■ **Problem description**: All of the data must be printed exactly; please include every line.

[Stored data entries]
— START —

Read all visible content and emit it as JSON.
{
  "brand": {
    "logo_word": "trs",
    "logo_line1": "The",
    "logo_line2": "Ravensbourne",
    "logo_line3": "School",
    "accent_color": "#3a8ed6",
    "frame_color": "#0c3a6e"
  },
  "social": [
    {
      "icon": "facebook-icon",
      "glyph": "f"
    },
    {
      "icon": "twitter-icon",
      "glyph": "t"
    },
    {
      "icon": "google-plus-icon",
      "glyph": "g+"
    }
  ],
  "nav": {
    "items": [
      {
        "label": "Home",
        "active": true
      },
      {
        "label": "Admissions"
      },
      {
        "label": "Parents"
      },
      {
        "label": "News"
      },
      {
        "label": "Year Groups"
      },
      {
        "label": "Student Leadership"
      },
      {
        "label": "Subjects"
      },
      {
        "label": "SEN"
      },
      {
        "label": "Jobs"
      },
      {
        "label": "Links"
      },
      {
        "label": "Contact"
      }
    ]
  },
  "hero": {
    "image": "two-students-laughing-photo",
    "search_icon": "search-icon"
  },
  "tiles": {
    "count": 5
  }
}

— END —

■ **Response**:
Read all visible content and emit it as JSON.
{
  "brand": {
    "logo_word": "trs",
    "logo_line1": "The",
    "logo_line2": "Ravensbourne",
    "logo_line3": "School",
    "accent_color": "#3a8ed6",
    "frame_color": "#0c3a6e"
  },
  "social": [
    {
      "icon": "facebook-icon",
      "glyph": "f"
    },
    {
      "icon": "twitter-icon",
      "glyph": "t"
    },
    {
      "icon": "google-plus-icon",
      "glyph": "g+"
    }
  ],
  "nav": {
    "items": [
      {
        "label": "Home",
        "active": true
      },
      {
        "label": "Admissions"
      },
      {
        "label": "Parents"
      },
      {
        "label": "News"
      },
      {
        "label": "Year Groups"
      },
      {
        "label": "Student Leadership"
      },
      {
        "label": "Subjects"
      },
      {
        "label": "SEN"
      },
      {
        "label": "Jobs"
      },
      {
        "label": "Links"
      },
      {
        "label": "Contact"
      }
    ]
  },
  "hero": {
    "image": "two-students-laughing-photo",
    "search_icon": "search-icon"
  },
  "tiles": {
    "count": 5
  }
}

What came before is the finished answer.